What you will do —
Take each line containing "becomes" and report it exactly as written.

-- Start Available data --

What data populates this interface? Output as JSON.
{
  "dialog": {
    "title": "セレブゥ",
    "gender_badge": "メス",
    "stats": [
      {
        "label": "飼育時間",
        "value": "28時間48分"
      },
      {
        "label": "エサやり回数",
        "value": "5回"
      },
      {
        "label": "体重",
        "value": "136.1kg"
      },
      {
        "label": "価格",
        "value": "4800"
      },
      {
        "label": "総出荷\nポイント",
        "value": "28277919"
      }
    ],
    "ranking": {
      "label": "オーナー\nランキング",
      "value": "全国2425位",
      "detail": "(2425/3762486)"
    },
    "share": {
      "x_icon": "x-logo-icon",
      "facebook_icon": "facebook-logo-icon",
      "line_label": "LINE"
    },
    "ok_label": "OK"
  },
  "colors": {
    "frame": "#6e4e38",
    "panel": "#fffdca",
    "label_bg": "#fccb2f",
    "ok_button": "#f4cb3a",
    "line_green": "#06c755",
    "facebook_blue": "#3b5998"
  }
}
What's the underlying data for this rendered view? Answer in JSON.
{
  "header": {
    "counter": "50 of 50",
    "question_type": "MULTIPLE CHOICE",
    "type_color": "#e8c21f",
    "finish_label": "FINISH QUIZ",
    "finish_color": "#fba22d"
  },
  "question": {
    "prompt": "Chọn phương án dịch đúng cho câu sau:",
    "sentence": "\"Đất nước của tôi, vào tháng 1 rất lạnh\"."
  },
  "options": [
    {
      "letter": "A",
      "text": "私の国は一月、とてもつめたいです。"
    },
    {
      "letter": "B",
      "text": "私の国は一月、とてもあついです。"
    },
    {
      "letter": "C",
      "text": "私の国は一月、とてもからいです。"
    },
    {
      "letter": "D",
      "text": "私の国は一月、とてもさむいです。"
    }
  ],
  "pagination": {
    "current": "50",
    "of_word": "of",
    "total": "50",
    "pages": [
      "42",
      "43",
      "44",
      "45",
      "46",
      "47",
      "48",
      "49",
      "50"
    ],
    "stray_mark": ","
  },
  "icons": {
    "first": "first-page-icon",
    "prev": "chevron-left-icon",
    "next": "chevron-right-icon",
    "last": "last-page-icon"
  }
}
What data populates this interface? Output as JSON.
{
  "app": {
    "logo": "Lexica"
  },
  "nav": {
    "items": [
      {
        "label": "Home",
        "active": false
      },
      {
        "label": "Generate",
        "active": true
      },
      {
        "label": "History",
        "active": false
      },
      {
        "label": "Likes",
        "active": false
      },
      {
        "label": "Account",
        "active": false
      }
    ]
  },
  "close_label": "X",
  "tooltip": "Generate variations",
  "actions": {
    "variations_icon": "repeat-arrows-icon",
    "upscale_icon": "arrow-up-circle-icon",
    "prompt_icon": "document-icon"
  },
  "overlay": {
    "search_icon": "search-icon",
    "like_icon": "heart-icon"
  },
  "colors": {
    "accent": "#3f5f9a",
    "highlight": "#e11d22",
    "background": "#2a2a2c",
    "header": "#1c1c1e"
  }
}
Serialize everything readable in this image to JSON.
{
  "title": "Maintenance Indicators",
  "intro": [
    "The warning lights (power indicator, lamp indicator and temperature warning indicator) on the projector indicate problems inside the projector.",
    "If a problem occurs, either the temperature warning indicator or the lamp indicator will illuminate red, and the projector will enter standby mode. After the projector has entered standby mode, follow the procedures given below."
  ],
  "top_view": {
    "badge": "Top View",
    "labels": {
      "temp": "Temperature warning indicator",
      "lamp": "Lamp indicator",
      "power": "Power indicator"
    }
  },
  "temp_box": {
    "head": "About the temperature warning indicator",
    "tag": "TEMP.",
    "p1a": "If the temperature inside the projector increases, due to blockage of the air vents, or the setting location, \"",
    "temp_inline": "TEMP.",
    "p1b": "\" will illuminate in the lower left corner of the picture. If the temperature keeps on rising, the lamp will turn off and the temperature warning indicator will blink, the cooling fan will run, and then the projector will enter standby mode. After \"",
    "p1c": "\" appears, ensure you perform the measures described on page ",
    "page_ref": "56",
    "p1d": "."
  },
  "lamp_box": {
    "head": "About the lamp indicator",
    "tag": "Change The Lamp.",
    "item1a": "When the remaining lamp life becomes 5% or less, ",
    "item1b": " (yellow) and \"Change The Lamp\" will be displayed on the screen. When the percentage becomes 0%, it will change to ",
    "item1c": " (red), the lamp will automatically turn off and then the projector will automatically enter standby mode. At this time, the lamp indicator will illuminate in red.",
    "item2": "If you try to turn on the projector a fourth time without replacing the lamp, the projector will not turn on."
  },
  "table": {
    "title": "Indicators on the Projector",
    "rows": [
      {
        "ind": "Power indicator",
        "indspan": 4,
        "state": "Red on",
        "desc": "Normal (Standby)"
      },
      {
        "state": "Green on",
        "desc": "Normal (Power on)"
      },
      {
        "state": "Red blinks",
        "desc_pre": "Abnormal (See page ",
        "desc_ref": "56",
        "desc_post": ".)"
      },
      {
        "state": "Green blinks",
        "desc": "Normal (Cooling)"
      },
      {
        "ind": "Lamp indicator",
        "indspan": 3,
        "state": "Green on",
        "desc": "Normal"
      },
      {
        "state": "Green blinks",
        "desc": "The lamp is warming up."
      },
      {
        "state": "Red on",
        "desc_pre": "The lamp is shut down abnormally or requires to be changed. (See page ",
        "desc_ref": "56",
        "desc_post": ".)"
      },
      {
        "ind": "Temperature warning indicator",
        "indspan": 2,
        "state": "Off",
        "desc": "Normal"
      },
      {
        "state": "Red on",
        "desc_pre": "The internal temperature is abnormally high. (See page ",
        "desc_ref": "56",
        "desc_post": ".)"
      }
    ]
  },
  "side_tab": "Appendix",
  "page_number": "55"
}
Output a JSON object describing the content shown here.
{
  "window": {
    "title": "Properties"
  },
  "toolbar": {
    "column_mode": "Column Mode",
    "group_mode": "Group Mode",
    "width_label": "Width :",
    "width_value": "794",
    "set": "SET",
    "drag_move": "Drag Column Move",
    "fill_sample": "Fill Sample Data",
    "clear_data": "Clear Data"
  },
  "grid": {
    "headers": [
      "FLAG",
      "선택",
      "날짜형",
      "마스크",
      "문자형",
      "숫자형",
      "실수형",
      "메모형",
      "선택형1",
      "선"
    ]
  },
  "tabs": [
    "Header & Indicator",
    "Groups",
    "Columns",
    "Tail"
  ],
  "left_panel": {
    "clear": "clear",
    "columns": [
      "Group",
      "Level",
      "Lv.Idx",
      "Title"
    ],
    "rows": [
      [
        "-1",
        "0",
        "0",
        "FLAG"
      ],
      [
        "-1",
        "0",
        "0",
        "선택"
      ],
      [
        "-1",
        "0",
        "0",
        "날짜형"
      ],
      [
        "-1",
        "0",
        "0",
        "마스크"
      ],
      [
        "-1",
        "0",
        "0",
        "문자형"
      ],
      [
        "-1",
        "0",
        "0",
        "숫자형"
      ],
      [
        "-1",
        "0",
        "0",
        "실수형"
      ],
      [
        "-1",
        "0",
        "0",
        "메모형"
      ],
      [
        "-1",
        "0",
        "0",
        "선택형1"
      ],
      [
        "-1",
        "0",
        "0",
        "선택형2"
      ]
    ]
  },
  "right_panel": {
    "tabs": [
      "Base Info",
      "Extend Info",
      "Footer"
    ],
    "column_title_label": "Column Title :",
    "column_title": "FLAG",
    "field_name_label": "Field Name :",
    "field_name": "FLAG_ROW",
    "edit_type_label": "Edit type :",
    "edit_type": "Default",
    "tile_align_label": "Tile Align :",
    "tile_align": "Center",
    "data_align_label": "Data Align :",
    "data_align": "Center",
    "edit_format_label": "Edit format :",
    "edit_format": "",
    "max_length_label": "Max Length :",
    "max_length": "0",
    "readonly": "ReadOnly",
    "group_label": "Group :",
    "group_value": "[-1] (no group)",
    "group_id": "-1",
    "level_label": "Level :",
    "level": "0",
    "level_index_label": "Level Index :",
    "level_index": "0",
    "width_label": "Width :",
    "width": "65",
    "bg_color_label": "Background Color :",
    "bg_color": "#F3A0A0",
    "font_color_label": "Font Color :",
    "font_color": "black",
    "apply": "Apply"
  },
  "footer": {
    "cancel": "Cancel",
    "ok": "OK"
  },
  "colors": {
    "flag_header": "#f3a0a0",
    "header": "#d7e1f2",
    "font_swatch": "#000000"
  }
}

-- End Available data --

Task answer —
    "item1a": "When the remaining lamp life becomes 5% or less, ",
    "item1b": " (yellow) and \"Change The Lamp\" will be displayed on the screen. When the percentage becomes 0%, it will change to ",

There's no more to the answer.